Stored data:
= = = = = = =
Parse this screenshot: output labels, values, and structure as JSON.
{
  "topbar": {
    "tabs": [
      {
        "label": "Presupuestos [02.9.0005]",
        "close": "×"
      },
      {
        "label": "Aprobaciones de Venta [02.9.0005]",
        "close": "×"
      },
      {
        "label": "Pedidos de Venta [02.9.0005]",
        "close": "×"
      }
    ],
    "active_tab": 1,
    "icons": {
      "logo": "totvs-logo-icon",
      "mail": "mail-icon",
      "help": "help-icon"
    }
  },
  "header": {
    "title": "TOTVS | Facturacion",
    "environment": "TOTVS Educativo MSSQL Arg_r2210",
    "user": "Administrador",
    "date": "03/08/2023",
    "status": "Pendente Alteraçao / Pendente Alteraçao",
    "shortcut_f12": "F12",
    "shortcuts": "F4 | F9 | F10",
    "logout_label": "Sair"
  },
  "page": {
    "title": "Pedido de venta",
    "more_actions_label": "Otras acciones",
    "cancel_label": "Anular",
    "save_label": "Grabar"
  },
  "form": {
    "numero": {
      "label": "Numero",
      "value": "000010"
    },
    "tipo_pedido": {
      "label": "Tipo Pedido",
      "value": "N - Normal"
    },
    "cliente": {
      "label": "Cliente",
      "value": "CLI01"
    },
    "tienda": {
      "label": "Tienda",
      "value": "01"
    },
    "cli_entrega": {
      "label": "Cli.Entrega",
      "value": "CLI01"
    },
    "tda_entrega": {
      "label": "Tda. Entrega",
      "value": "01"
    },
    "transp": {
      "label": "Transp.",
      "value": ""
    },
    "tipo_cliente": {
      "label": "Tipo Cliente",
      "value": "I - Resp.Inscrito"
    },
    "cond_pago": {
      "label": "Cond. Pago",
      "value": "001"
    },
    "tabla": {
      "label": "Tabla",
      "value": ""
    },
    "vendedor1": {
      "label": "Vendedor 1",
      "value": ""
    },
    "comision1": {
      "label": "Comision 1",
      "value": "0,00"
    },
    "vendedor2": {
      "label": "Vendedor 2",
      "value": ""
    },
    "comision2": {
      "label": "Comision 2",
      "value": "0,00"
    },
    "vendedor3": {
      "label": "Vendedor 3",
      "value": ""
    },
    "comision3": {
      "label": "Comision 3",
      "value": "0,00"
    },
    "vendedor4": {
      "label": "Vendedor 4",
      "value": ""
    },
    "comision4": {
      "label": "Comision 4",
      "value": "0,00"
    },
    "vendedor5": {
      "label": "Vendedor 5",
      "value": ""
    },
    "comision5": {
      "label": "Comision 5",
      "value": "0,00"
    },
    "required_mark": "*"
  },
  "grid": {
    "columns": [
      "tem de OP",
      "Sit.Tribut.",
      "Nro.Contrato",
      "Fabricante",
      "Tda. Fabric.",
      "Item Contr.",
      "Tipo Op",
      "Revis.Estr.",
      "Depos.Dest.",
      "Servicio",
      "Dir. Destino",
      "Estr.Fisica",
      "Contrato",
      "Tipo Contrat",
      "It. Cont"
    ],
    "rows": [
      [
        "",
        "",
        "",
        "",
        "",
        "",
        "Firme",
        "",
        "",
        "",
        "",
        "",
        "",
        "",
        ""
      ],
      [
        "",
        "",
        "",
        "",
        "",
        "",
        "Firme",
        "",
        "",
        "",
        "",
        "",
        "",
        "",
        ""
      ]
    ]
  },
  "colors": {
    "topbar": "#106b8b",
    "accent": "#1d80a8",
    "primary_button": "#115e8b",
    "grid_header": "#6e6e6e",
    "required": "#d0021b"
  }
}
= = = = = = =
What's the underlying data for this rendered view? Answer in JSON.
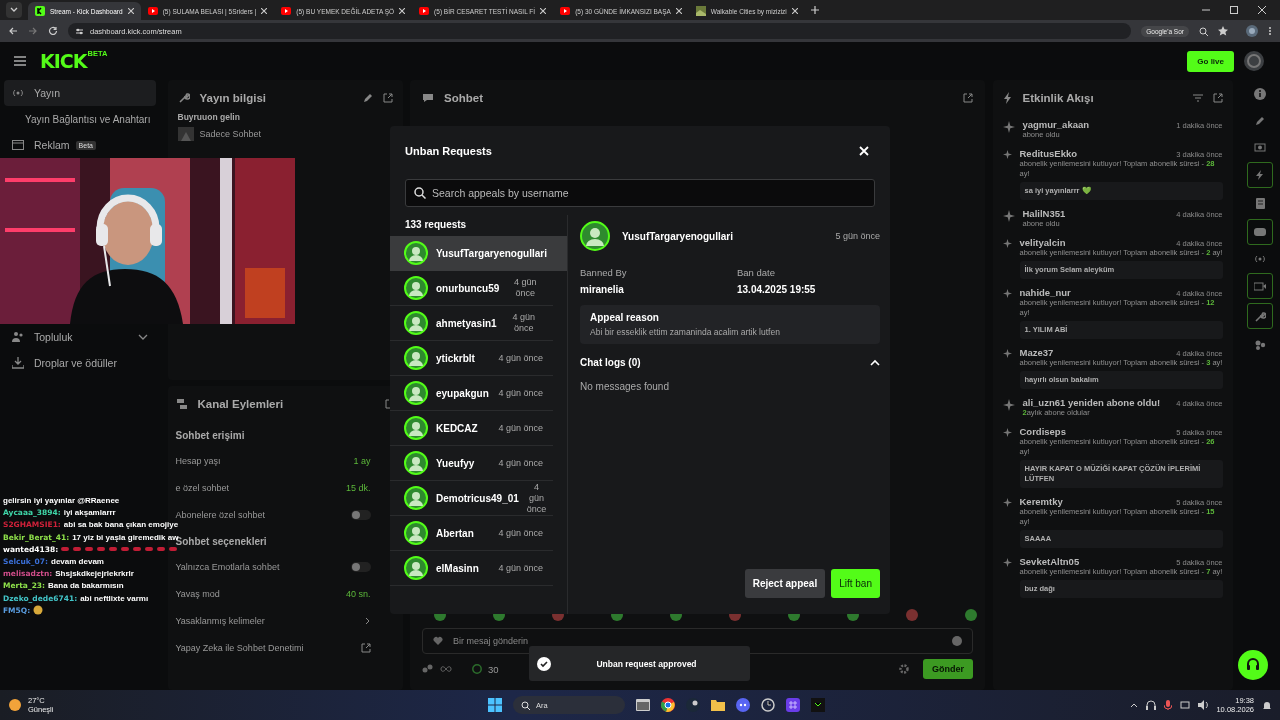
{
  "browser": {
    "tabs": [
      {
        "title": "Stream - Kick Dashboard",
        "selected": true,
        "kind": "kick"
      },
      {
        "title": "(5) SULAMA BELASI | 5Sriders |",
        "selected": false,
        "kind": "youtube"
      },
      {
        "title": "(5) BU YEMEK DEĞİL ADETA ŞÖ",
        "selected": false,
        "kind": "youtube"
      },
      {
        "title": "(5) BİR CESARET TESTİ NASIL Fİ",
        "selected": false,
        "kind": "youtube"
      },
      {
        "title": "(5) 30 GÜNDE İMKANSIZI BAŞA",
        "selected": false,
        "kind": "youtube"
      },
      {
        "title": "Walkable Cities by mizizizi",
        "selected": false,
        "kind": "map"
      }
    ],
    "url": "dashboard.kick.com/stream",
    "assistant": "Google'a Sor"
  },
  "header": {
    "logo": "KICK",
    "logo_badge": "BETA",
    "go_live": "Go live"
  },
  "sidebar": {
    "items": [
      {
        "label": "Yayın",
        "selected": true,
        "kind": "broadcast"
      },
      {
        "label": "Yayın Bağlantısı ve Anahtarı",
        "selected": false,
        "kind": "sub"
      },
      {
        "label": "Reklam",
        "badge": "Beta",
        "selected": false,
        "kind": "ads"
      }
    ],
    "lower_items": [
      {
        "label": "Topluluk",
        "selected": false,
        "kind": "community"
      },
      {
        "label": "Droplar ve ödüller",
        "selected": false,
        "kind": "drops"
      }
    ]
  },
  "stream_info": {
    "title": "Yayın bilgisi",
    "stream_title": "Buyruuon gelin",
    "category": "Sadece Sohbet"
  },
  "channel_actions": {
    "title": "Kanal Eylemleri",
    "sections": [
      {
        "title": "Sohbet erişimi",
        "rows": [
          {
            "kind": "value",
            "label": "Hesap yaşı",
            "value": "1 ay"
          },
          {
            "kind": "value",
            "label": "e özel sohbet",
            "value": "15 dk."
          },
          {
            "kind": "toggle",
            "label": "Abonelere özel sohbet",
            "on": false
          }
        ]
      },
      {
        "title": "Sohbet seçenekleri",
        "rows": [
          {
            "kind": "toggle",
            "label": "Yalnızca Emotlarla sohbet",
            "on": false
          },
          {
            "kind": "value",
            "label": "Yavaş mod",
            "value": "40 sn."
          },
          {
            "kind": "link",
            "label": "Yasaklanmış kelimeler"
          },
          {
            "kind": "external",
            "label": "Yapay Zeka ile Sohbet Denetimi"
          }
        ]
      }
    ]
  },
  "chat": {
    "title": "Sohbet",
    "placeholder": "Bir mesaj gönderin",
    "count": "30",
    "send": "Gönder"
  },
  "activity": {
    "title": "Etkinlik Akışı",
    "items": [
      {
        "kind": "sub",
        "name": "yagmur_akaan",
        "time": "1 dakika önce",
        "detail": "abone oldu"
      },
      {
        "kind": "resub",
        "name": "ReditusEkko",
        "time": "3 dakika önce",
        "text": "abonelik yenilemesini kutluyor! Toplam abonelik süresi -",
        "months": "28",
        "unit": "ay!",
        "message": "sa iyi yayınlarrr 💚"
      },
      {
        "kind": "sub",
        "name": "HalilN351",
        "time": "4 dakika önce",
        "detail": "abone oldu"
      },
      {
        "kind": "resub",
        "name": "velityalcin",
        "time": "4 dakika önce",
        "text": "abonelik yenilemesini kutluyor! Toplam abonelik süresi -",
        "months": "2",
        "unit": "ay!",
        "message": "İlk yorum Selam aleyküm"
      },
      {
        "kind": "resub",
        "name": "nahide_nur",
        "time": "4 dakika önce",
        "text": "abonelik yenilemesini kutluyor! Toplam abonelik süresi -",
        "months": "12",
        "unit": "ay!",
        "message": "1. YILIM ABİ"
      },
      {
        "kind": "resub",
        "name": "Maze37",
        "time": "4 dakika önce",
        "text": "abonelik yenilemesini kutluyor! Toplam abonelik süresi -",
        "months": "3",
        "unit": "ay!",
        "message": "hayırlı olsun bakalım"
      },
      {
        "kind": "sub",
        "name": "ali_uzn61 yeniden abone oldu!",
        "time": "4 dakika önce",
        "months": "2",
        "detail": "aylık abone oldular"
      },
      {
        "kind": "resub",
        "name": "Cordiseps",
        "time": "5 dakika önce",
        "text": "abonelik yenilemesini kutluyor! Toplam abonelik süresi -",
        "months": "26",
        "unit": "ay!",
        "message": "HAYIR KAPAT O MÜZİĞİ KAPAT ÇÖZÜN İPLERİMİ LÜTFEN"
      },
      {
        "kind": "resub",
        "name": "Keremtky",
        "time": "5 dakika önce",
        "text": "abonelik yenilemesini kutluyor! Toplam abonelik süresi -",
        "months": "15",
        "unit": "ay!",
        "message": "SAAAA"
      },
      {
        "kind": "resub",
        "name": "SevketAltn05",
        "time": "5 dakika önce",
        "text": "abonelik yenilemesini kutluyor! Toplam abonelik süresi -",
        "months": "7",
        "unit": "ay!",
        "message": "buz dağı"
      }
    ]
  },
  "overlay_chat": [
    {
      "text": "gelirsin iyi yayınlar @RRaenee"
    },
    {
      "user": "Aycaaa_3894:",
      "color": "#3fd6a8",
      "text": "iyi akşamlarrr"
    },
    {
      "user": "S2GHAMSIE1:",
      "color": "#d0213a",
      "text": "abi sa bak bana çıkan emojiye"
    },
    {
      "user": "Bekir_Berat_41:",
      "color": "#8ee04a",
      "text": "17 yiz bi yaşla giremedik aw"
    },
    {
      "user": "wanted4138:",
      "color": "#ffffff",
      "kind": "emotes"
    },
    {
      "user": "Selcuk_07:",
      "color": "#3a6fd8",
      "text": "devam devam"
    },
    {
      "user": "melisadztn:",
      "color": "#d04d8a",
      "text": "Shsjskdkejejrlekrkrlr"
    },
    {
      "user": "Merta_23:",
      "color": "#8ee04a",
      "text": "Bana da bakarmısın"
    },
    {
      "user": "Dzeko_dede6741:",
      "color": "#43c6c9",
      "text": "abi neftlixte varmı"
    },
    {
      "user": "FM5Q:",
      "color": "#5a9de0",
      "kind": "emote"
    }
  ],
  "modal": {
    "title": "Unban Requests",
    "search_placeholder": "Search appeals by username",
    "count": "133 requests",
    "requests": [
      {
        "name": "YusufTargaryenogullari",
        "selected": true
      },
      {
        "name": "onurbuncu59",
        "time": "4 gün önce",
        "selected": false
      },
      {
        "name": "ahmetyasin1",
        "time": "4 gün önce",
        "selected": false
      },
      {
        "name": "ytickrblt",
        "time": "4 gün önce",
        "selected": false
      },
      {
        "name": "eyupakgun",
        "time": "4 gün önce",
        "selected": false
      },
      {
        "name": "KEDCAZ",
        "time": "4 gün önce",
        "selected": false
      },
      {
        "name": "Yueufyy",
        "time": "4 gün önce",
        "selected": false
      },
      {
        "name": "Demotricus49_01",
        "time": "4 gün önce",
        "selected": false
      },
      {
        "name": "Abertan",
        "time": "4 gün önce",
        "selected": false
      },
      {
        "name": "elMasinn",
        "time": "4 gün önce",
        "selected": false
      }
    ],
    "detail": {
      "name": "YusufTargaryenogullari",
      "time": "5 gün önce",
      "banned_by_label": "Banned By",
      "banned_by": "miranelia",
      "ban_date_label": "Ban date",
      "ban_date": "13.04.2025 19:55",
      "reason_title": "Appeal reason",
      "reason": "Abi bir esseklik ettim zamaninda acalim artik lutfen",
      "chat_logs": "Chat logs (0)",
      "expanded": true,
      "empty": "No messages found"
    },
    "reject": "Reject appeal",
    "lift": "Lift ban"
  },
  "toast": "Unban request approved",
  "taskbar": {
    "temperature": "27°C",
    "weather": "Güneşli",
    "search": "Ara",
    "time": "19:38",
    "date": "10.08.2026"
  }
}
= = = = = = =
WRITTEN TASK:
Gather all lines from the listing above in which "this" occurs.

FULL RESPONSE:
Parse this screenshot: output labels, values, and structure as JSON.
What's the underlying data for this rendered view? Answer in JSON.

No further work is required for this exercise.